→ Task statement
Each line below should be reproduced without any alteration.

→ Supplied records
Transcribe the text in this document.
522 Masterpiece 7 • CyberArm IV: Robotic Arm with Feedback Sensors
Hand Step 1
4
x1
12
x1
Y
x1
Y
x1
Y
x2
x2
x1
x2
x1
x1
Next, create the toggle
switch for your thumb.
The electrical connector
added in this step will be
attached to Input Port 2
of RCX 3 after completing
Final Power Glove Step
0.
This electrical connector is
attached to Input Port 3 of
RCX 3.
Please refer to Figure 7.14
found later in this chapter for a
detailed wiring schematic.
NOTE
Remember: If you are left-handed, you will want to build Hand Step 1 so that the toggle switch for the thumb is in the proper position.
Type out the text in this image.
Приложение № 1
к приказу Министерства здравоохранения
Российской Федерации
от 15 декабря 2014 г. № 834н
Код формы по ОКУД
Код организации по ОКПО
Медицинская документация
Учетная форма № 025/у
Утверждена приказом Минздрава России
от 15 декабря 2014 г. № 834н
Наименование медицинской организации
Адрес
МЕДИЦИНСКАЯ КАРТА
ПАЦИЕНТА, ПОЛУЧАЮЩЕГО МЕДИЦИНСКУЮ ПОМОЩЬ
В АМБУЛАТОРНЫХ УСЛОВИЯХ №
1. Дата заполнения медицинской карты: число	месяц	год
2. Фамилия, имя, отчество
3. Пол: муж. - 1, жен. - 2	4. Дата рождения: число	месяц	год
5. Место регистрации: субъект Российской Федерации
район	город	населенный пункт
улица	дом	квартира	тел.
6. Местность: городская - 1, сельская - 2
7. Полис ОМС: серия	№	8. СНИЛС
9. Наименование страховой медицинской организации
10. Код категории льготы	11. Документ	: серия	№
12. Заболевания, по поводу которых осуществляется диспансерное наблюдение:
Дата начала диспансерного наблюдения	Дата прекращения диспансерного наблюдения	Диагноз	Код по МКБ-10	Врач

→ Full solution
Transcribe the text in this document.
522 Masterpiece 7 • CyberArm IV: Robotic Arm with Feedback Sensors
Hand Step 1
4
x1
12
x1
Y
x1
Y
x1
Y
x2
x2
x1
x2
x1
x1
Next, create the toggle
switch for your thumb.
The electrical connector
added in this step will be
attached to Input Port 2
of RCX 3 after completing
Final Power Glove Step
0.
This electrical connector is
attached to Input Port 3 of
RCX 3.
Please refer to Figure 7.14
found later in this chapter for a
detailed wiring schematic.
NOTE
Remember: If you are left-handed, you will want to build Hand Step 1 so that the toggle switch for the thumb is in the proper position.
Type out the text in this image.
Приложение № 1
к приказу Министерства здравоохранения
Российской Федерации
от 15 декабря 2014 г. № 834н
Код формы по ОКУД
Код организации по ОКПО
Медицинская документация
Учетная форма № 025/у
Утверждена приказом Минздрава России
от 15 декабря 2014 г. № 834н
Наименование медицинской организации
Адрес
МЕДИЦИНСКАЯ КАРТА
ПАЦИЕНТА, ПОЛУЧАЮЩЕГО МЕДИЦИНСКУЮ ПОМОЩЬ
В АМБУЛАТОРНЫХ УСЛОВИЯХ №
1. Дата заполнения медицинской карты: число	месяц	год
2. Фамилия, имя, отчество
3. Пол: муж. - 1, жен. - 2	4. Дата рождения: число	месяц	год
5. Место регистрации: субъект Российской Федерации
район	город	населенный пункт
улица	дом	квартира	тел.
6. Местность: городская - 1, сельская - 2
7. Полис ОМС: серия	№	8. СНИЛС
9. Наименование страховой медицинской организации
10. Код категории льготы	11. Документ	: серия	№
12. Заболевания, по поводу которых осуществляется диспансерное наблюдение:
Дата начала диспансерного наблюдения	Дата прекращения диспансерного наблюдения	Диагноз	Код по МКБ-10	Врач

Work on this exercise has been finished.